#### [What is asked]
Look through the data below. Collect every line where the word "чеклисты" occurs.

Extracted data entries
+ + + + + + +
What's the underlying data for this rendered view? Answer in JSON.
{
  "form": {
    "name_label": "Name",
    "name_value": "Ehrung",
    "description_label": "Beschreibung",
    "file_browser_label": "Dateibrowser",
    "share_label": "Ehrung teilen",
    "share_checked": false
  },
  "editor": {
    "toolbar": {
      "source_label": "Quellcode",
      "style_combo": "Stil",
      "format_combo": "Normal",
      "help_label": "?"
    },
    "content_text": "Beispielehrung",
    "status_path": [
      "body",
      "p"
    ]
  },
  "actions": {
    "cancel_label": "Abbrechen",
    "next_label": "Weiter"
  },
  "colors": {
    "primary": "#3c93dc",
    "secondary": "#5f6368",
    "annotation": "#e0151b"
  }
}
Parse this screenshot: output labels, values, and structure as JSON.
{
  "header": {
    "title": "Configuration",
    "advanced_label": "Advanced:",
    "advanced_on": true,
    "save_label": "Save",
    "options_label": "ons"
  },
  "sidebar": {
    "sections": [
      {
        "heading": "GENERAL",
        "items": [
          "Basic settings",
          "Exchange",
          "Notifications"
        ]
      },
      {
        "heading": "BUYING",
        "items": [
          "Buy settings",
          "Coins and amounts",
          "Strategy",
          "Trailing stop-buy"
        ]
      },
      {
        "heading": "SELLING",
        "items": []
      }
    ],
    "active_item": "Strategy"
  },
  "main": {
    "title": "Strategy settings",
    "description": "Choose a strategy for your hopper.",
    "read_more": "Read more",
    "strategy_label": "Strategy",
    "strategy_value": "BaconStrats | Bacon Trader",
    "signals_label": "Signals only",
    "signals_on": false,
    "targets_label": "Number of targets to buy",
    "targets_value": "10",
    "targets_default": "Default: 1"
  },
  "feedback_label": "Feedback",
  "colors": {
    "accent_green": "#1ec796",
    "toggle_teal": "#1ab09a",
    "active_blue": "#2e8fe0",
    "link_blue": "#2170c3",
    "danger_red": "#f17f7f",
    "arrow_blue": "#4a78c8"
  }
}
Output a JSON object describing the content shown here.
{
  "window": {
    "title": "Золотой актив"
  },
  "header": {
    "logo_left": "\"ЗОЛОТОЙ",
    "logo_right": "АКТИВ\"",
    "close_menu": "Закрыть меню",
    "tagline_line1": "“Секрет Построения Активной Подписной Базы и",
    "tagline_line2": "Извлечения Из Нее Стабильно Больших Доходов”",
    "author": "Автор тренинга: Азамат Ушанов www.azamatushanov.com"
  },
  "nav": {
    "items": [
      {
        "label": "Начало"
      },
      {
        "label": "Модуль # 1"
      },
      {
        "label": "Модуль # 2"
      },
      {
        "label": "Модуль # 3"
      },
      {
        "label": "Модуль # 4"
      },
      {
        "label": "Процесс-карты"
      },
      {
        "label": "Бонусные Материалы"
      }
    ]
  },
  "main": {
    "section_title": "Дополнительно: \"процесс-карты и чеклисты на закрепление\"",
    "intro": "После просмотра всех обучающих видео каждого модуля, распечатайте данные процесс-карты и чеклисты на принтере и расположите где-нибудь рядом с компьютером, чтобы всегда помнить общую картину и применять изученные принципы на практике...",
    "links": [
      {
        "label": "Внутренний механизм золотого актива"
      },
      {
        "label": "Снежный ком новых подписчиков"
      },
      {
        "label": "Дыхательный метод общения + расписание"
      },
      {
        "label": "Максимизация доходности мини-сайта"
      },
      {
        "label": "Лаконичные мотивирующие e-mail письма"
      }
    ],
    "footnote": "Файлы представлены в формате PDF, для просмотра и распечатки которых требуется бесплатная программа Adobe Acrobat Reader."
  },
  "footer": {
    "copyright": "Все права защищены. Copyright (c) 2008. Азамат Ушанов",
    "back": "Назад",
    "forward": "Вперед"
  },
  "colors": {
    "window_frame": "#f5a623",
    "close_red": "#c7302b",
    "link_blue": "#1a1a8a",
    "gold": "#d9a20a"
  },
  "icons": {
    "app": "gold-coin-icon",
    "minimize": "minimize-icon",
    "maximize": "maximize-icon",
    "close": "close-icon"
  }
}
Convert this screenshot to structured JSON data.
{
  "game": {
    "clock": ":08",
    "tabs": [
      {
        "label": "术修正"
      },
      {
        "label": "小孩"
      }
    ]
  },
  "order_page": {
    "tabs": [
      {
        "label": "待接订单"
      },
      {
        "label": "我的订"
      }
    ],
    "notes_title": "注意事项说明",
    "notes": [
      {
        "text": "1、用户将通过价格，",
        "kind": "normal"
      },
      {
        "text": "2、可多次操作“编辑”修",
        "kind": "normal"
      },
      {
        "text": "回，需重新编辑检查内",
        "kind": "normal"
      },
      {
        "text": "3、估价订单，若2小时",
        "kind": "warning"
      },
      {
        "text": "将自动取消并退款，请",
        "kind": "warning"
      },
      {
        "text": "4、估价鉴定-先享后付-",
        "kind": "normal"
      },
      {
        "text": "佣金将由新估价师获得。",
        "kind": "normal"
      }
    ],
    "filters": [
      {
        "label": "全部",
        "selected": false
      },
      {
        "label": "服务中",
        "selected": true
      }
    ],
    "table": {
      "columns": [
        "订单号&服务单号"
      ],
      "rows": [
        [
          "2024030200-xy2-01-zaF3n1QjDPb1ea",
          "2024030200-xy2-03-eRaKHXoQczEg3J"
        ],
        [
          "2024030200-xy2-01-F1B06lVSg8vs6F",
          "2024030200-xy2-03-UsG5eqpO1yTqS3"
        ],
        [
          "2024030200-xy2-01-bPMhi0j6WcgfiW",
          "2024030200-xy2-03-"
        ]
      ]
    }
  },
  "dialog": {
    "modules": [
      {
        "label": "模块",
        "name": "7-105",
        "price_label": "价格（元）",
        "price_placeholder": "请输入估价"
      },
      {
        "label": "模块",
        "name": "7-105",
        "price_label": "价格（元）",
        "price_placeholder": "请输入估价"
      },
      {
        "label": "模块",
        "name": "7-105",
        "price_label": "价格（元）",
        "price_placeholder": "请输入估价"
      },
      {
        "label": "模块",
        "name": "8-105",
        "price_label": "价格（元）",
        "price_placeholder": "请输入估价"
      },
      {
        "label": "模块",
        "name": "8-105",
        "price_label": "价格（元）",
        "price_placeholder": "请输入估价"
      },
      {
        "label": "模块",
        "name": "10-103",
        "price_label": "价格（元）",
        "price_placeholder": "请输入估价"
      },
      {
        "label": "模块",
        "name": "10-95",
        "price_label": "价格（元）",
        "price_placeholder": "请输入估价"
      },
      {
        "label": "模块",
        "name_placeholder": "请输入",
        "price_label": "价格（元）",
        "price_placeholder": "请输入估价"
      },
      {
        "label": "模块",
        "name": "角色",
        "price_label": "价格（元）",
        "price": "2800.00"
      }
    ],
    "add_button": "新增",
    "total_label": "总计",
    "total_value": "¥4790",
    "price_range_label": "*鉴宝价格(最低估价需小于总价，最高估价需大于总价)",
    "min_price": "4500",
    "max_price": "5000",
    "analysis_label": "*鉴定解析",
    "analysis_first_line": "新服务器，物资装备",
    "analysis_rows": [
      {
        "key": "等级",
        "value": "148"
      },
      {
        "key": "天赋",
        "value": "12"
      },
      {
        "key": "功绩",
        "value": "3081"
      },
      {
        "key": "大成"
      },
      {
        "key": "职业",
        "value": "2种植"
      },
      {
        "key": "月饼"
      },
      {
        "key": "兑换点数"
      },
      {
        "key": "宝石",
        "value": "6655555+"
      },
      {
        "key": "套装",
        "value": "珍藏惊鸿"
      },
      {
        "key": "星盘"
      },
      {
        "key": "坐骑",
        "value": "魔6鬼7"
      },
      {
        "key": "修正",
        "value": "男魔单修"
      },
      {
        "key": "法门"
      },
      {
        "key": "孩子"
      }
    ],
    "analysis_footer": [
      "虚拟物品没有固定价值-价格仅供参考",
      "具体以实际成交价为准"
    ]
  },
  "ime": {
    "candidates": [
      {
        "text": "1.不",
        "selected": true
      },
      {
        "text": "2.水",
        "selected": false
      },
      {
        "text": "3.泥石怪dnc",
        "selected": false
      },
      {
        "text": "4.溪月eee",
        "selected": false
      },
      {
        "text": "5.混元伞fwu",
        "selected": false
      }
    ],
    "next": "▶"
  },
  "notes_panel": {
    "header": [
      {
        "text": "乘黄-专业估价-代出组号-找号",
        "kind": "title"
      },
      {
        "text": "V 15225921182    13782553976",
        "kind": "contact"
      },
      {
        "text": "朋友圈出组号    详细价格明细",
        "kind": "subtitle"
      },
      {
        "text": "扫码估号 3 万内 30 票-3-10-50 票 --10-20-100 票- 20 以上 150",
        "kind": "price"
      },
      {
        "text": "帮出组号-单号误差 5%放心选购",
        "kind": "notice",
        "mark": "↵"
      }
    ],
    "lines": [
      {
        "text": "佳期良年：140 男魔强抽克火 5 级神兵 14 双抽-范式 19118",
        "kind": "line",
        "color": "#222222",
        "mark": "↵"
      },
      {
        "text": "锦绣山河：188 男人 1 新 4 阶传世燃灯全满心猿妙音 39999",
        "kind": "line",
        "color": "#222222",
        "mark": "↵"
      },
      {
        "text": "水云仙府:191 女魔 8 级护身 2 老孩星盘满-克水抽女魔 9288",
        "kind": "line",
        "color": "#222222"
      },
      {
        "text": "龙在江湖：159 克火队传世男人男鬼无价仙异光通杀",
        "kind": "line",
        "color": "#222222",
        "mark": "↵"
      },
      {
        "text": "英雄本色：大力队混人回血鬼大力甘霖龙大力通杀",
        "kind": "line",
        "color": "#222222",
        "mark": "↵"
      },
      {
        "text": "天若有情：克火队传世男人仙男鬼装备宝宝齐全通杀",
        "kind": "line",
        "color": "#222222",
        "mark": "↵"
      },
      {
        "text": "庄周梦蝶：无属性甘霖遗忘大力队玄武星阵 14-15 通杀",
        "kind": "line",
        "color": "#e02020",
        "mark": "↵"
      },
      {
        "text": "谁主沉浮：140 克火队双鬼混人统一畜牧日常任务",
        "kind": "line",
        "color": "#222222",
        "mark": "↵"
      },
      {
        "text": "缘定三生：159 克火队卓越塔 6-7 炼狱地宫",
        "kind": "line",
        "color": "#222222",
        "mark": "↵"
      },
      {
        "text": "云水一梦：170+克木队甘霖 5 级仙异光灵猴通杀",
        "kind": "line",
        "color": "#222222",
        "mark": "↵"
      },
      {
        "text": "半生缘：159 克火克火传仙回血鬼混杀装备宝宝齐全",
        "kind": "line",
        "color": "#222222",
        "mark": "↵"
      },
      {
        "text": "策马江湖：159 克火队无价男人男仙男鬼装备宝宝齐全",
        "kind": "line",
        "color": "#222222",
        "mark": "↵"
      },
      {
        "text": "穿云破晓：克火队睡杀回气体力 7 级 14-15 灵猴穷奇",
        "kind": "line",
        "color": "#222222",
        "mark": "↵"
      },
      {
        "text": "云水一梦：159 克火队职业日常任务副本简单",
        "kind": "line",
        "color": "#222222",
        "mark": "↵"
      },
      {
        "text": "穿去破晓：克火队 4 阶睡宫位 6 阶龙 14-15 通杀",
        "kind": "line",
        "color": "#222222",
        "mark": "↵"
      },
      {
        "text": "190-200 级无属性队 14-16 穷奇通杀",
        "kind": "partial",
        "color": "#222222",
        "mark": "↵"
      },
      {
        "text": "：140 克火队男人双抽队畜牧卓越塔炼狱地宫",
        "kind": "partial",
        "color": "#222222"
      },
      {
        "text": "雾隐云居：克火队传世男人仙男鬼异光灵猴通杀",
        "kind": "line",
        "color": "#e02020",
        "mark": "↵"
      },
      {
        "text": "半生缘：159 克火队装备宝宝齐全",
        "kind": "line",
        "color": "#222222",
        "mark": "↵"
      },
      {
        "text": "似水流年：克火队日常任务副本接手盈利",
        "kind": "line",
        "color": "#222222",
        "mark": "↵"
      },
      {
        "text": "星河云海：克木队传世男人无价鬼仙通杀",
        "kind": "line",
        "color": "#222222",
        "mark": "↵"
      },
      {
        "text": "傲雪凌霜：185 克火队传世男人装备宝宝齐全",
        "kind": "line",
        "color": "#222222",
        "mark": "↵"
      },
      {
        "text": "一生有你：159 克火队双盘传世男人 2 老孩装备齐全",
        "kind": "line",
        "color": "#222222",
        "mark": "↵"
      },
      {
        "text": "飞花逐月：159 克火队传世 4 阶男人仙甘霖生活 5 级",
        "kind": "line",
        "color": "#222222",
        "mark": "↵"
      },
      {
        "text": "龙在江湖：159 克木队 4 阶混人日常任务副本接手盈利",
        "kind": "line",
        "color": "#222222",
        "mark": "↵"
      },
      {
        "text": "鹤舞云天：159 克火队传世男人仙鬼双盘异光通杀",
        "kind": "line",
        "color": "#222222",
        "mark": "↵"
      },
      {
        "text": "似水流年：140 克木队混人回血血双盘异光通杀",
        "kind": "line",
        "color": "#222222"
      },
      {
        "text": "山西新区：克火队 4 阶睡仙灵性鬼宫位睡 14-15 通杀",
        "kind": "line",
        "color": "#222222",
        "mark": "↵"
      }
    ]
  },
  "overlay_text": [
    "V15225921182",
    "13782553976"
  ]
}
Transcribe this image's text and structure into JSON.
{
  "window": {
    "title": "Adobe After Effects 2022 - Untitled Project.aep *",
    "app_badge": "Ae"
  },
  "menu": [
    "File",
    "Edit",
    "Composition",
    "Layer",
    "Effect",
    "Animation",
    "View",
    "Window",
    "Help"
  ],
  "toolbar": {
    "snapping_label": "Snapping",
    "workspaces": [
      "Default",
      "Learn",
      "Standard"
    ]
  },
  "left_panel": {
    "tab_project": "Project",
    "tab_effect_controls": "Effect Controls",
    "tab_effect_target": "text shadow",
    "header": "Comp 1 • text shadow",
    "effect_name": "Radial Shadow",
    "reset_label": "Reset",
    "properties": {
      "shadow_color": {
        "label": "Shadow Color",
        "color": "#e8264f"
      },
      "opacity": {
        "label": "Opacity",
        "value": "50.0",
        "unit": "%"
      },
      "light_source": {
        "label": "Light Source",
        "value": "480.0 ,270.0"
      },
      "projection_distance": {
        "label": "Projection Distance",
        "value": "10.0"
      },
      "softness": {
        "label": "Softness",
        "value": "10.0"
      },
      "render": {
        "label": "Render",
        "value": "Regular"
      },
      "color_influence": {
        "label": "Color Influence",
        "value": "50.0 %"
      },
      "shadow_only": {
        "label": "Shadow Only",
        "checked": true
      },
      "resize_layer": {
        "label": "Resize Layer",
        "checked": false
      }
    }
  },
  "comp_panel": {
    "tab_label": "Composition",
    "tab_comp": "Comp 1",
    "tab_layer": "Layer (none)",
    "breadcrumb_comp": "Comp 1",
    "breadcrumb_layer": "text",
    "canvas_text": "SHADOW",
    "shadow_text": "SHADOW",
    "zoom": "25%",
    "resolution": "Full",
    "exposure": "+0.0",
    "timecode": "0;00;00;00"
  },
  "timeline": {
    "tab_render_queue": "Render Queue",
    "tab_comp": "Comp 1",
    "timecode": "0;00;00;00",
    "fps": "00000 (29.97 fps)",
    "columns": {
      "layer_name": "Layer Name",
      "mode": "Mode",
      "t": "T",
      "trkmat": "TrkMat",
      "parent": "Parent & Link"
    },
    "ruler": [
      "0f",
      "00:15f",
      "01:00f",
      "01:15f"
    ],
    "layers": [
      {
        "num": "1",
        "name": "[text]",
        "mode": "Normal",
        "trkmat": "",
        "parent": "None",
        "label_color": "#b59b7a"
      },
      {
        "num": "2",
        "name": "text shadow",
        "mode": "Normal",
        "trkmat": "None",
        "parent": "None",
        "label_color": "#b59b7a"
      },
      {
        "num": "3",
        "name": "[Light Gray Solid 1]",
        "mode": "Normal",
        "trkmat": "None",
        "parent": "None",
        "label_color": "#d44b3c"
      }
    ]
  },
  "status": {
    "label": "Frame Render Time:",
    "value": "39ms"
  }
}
+ + + + + + +
#### [Task result]
    "section_title": "Дополнительно: \"процесс-карты и чеклисты на закрепление\"",
    "intro": "После просмотра всех обучающих видео каждого модуля, распечатайте данные процесс-карты и чеклисты на принтере и расположите где-нибудь рядом с компьютером, чтобы всегда помнить общую картину и применять изученные принципы на практике...",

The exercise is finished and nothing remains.